• Supplied material:
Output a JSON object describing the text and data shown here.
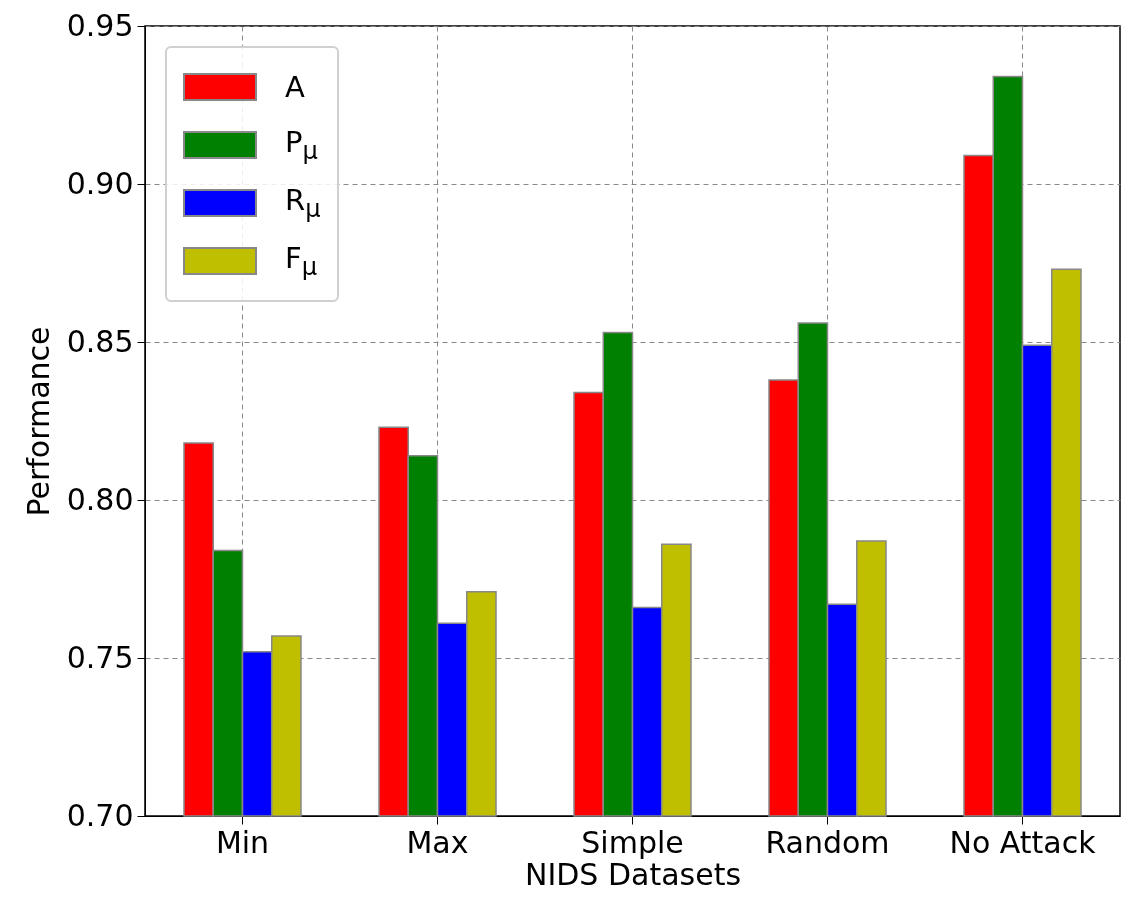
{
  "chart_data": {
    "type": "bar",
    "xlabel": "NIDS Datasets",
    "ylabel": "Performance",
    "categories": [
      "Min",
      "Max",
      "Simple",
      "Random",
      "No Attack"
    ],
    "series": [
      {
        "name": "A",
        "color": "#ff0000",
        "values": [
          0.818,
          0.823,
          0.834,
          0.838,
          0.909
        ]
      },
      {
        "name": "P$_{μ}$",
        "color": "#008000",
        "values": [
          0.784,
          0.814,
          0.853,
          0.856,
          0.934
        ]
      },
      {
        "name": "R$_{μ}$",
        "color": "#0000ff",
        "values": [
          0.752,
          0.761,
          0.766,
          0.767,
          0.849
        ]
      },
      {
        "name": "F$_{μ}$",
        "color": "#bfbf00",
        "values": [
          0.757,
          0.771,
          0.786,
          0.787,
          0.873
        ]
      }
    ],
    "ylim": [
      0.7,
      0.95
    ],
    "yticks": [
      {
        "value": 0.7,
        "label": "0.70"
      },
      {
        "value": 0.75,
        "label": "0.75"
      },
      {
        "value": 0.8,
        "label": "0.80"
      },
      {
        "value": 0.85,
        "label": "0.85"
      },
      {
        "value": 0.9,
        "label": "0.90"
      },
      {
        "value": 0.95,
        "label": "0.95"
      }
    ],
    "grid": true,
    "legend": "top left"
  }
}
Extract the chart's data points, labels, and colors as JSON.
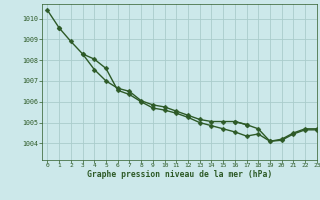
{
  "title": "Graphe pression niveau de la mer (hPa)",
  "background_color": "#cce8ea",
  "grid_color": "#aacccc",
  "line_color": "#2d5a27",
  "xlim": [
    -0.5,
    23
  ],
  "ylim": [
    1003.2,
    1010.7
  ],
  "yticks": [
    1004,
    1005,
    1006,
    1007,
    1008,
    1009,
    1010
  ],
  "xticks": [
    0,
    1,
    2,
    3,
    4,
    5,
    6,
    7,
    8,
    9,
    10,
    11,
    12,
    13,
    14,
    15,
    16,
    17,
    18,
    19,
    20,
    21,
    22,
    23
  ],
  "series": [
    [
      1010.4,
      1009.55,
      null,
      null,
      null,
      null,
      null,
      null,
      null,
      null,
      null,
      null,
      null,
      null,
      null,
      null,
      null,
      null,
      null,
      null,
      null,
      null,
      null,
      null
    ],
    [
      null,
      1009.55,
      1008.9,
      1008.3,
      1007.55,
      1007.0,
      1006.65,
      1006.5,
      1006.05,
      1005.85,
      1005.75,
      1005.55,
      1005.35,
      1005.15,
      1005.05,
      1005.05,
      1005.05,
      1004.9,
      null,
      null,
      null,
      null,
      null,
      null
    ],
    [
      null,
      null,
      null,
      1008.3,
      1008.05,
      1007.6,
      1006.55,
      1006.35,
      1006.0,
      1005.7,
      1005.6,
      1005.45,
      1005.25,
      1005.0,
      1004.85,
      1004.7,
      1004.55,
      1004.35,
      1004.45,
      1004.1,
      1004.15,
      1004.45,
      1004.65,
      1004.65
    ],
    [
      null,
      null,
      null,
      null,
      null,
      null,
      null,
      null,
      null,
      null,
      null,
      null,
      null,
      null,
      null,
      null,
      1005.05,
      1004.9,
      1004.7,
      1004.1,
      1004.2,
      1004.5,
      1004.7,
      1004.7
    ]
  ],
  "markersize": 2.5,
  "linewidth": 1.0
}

• What the exercise asks:
Leave out all pictures, then copy the remaining material exactly.

• The output:
Output a JSON object describing the text and data shown here.
{
  "chart_data": {
    "type": "bar",
    "xlabel": "NIDS Datasets",
    "ylabel": "Performance",
    "categories": [
      "Min",
      "Max",
      "Simple",
      "Random",
      "No Attack"
    ],
    "series": [
      {
        "name": "A",
        "color": "#ff0000",
        "values": [
          0.818,
          0.823,
          0.834,
          0.838,
          0.909
        ]
      },
      {
        "name": "P$_{μ}$",
        "color": "#008000",
        "values": [
          0.784,
          0.814,
          0.853,
          0.856,
          0.934
        ]
      },
      {
        "name": "R$_{μ}$",
        "color": "#0000ff",
        "values": [
          0.752,
          0.761,
          0.766,
          0.767,
          0.849
        ]
      },
      {
        "name": "F$_{μ}$",
        "color": "#bfbf00",
        "values": [
          0.757,
          0.771,
          0.786,
          0.787,
          0.873
        ]
      }
    ],
    "ylim": [
      0.7,
      0.95
    ],
    "yticks": [
      {
        "value": 0.7,
        "label": "0.70"
      },
      {
        "value": 0.75,
        "label": "0.75"
      },
      {
        "value": 0.8,
        "label": "0.80"
      },
      {
        "value": 0.85,
        "label": "0.85"
      },
      {
        "value": 0.9,
        "label": "0.90"
      },
      {
        "value": 0.95,
        "label": "0.95"
      }
    ],
    "grid": true,
    "legend": "top left"
  }
}
Extract the chart's data points, labels, and colors as JSON.
{
  "title": "Graphe pression niveau de la mer (hPa)",
  "background_color": "#cce8ea",
  "grid_color": "#aacccc",
  "line_color": "#2d5a27",
  "xlim": [
    -0.5,
    23
  ],
  "ylim": [
    1003.2,
    1010.7
  ],
  "yticks": [
    1004,
    1005,
    1006,
    1007,
    1008,
    1009,
    1010
  ],
  "xticks": [
    0,
    1,
    2,
    3,
    4,
    5,
    6,
    7,
    8,
    9,
    10,
    11,
    12,
    13,
    14,
    15,
    16,
    17,
    18,
    19,
    20,
    21,
    22,
    23
  ],
  "series": [
    [
      1010.4,
      1009.55,
      null,
      null,
      null,
      null,
      null,
      null,
      null,
      null,
      null,
      null,
      null,
      null,
      null,
      null,
      null,
      null,
      null,
      null,
      null,
      null,
      null,
      null
    ],
    [
      null,
      1009.55,
      1008.9,
      1008.3,
      1007.55,
      1007.0,
      1006.65,
      1006.5,
      1006.05,
      1005.85,
      1005.75,
      1005.55,
      1005.35,
      1005.15,
      1005.05,
      1005.05,
      1005.05,
      1004.9,
      null,
      null,
      null,
      null,
      null,
      null
    ],
    [
      null,
      null,
      null,
      1008.3,
      1008.05,
      1007.6,
      1006.55,
      1006.35,
      1006.0,
      1005.7,
      1005.6,
      1005.45,
      1005.25,
      1005.0,
      1004.85,
      1004.7,
      1004.55,
      1004.35,
      1004.45,
      1004.1,
      1004.15,
      1004.45,
      1004.65,
      1004.65
    ],
    [
      null,
      null,
      null,
      null,
      null,
      null,
      null,
      null,
      null,
      null,
      null,
      null,
      null,
      null,
      null,
      null,
      1005.05,
      1004.9,
      1004.7,
      1004.1,
      1004.2,
      1004.5,
      1004.7,
      1004.7
    ]
  ],
  "markersize": 2.5,
  "linewidth": 1.0
}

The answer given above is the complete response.